WHAT YOU NEED TO DO
Extract every line that includes the string "Sign".
* START *
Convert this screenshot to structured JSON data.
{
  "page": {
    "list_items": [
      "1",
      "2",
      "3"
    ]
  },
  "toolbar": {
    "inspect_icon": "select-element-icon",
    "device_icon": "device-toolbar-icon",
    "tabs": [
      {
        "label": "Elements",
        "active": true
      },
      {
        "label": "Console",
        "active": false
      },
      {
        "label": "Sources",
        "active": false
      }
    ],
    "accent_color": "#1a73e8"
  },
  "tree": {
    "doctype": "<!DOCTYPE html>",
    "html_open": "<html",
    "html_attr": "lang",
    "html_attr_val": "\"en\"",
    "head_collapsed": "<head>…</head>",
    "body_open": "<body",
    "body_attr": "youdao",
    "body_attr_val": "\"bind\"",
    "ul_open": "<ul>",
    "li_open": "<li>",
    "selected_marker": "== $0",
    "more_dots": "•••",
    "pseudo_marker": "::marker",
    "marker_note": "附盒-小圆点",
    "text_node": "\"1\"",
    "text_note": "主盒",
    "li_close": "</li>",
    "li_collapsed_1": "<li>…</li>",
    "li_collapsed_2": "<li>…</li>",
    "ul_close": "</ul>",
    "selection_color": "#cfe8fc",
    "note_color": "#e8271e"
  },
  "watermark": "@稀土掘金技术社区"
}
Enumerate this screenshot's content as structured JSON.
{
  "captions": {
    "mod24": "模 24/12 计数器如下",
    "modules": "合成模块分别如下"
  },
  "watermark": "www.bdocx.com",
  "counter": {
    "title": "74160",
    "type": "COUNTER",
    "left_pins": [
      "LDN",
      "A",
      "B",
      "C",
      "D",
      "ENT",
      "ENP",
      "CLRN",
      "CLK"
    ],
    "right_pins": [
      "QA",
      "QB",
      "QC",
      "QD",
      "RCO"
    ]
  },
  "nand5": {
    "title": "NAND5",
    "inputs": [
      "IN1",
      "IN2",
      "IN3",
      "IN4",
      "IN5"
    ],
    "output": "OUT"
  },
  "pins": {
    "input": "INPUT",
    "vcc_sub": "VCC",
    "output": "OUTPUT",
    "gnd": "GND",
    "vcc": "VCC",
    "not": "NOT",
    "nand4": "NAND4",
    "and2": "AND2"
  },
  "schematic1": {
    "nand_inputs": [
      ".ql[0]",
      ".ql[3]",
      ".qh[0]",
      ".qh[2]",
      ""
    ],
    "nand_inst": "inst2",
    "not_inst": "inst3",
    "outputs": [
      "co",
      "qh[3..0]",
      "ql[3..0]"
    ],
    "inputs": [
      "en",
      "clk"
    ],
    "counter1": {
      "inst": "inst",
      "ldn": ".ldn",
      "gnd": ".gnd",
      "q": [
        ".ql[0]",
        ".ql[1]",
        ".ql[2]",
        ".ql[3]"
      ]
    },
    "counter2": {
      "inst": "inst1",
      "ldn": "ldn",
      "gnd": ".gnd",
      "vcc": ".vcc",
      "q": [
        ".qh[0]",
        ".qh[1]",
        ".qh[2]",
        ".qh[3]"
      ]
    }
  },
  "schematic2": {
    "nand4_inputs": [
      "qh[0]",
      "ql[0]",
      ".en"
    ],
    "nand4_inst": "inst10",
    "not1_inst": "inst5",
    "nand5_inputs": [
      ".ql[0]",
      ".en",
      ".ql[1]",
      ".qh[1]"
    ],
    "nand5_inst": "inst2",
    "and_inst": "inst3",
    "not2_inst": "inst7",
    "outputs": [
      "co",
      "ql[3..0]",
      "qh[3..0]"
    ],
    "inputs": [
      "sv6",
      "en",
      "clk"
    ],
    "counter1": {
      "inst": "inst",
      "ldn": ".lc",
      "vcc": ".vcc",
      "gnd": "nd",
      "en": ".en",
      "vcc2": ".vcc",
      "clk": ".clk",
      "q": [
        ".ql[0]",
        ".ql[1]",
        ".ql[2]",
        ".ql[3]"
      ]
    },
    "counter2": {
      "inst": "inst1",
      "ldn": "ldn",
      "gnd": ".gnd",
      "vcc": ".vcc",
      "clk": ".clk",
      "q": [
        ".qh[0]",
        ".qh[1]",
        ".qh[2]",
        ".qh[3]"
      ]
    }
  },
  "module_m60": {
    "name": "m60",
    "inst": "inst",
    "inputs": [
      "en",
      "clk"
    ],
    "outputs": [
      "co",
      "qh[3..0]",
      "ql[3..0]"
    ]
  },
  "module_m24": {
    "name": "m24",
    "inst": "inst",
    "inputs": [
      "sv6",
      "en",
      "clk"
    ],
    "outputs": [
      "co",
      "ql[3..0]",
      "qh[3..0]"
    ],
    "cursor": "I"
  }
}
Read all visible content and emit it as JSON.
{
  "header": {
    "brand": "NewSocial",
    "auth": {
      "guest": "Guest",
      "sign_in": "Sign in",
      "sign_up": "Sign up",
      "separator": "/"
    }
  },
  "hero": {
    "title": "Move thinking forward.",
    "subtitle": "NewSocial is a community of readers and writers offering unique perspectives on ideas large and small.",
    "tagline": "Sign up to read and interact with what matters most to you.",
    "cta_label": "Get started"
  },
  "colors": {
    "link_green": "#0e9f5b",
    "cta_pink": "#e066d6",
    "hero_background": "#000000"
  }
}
* END *
COMPLETED TASK
      "sign_in": "Sign in",
      "sign_up": "Sign up",
    "tagline": "Sign up to read and interact with what matters most to you.",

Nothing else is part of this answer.